• TASK DESCRIPTION:
Rewrite the lines below, replacing "candle-body" with "candle" wherever it occurs and leaving everything else unchanged.

• EXCERPTED DATA:
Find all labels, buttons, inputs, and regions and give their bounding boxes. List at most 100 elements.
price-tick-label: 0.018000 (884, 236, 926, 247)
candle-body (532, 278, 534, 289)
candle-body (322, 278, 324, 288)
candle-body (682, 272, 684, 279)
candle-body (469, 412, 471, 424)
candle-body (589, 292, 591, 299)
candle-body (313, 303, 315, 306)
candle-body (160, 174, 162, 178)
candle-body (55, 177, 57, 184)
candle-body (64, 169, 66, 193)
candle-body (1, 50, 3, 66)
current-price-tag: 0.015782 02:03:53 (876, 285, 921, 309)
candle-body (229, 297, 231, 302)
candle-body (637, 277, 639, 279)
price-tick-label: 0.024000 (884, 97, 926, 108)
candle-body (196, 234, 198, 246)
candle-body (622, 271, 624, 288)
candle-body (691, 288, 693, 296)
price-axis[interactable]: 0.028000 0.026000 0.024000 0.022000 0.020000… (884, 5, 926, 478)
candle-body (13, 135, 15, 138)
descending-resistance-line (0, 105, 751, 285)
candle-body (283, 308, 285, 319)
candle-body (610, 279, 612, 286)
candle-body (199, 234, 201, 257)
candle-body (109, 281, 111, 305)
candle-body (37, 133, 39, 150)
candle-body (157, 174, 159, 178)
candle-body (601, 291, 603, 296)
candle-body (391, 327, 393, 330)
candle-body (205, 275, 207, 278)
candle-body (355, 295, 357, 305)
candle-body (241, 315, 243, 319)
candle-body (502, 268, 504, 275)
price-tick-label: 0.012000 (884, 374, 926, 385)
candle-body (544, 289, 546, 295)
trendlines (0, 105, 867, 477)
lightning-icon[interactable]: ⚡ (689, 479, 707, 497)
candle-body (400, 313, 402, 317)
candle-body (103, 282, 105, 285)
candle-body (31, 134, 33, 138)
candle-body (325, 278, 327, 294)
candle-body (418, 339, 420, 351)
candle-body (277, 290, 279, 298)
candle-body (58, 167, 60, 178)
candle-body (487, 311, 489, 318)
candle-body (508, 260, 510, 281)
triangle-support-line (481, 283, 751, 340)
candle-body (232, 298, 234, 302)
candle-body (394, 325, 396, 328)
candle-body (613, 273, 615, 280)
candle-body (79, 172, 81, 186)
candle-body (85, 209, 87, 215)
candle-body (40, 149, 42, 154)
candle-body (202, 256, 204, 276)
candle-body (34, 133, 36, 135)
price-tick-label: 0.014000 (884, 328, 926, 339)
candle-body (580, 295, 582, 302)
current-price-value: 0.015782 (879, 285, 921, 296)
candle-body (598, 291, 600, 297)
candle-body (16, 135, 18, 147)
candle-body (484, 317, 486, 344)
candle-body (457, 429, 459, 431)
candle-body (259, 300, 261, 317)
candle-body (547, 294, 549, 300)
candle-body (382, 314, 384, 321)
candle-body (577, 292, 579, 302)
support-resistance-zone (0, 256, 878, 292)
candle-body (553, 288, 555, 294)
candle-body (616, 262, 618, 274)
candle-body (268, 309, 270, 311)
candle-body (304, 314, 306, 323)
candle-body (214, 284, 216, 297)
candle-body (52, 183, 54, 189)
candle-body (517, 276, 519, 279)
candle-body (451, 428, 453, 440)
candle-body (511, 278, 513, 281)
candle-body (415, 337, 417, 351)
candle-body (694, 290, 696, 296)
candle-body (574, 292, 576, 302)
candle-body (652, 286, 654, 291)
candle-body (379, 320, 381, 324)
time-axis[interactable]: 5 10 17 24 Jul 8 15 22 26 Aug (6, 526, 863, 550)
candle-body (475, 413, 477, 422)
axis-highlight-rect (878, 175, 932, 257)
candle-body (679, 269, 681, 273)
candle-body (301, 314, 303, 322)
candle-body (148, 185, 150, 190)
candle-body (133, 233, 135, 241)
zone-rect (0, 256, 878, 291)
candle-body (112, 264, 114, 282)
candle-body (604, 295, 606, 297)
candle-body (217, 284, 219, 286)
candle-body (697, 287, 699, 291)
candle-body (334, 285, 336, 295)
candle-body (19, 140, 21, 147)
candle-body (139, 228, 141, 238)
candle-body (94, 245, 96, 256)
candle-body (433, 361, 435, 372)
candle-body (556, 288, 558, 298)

• RESPONSE:
Find all labels, buttons, inputs, and regions and give their bounding boxes. List at most 100 elements.
price-tick-label: 0.018000 (884, 236, 926, 247)
candle (532, 278, 534, 289)
candle (322, 278, 324, 288)
candle (682, 272, 684, 279)
candle (469, 412, 471, 424)
candle (589, 292, 591, 299)
candle (313, 303, 315, 306)
candle (160, 174, 162, 178)
candle (55, 177, 57, 184)
candle (64, 169, 66, 193)
candle (1, 50, 3, 66)
current-price-tag: 0.015782 02:03:53 (876, 285, 921, 309)
candle (229, 297, 231, 302)
candle (637, 277, 639, 279)
price-tick-label: 0.024000 (884, 97, 926, 108)
candle (196, 234, 198, 246)
candle (622, 271, 624, 288)
candle (691, 288, 693, 296)
price-axis[interactable]: 0.028000 0.026000 0.024000 0.022000 0.020000… (884, 5, 926, 478)
candle (13, 135, 15, 138)
descending-resistance-line (0, 105, 751, 285)
candle (283, 308, 285, 319)
candle (610, 279, 612, 286)
candle (199, 234, 201, 257)
candle (109, 281, 111, 305)
candle (37, 133, 39, 150)
candle (157, 174, 159, 178)
candle (601, 291, 603, 296)
candle (391, 327, 393, 330)
candle (205, 275, 207, 278)
candle (355, 295, 357, 305)
candle (241, 315, 243, 319)
candle (502, 268, 504, 275)
price-tick-label: 0.012000 (884, 374, 926, 385)
candle (544, 289, 546, 295)
trendlines (0, 105, 867, 477)
lightning-icon[interactable]: ⚡ (689, 479, 707, 497)
candle (400, 313, 402, 317)
candle (103, 282, 105, 285)
candle (31, 134, 33, 138)
candle (325, 278, 327, 294)
candle (418, 339, 420, 351)
candle (277, 290, 279, 298)
candle (58, 167, 60, 178)
candle (487, 311, 489, 318)
candle (508, 260, 510, 281)
triangle-support-line (481, 283, 751, 340)
candle (232, 298, 234, 302)
candle (394, 325, 396, 328)
candle (613, 273, 615, 280)
candle (79, 172, 81, 186)
candle (85, 209, 87, 215)
candle (40, 149, 42, 154)
candle (202, 256, 204, 276)
candle (34, 133, 36, 135)
price-tick-label: 0.014000 (884, 328, 926, 339)
candle (580, 295, 582, 302)
current-price-value: 0.015782 (879, 285, 921, 296)
candle (598, 291, 600, 297)
candle (16, 135, 18, 147)
candle (484, 317, 486, 344)
candle (457, 429, 459, 431)
candle (259, 300, 261, 317)
candle (547, 294, 549, 300)
candle (382, 314, 384, 321)
candle (577, 292, 579, 302)
support-resistance-zone (0, 256, 878, 292)
candle (553, 288, 555, 294)
candle (616, 262, 618, 274)
candle (268, 309, 270, 311)
candle (304, 314, 306, 323)
candle (214, 284, 216, 297)
candle (52, 183, 54, 189)
candle (517, 276, 519, 279)
candle (451, 428, 453, 440)
candle (511, 278, 513, 281)
candle (415, 337, 417, 351)
candle (694, 290, 696, 296)
candle (574, 292, 576, 302)
candle (652, 286, 654, 291)
candle (379, 320, 381, 324)
time-axis[interactable]: 5 10 17 24 Jul 8 15 22 26 Aug (6, 526, 863, 550)
candle (475, 413, 477, 422)
axis-highlight-rect (878, 175, 932, 257)
candle (679, 269, 681, 273)
candle (301, 314, 303, 322)
candle (148, 185, 150, 190)
candle (133, 233, 135, 241)
zone-rect (0, 256, 878, 291)
candle (112, 264, 114, 282)
candle (604, 295, 606, 297)
candle (217, 284, 219, 286)
candle (697, 287, 699, 291)
candle (334, 285, 336, 295)
candle (19, 140, 21, 147)
candle (139, 228, 141, 238)
candle (94, 245, 96, 256)
candle (433, 361, 435, 372)
candle (556, 288, 558, 298)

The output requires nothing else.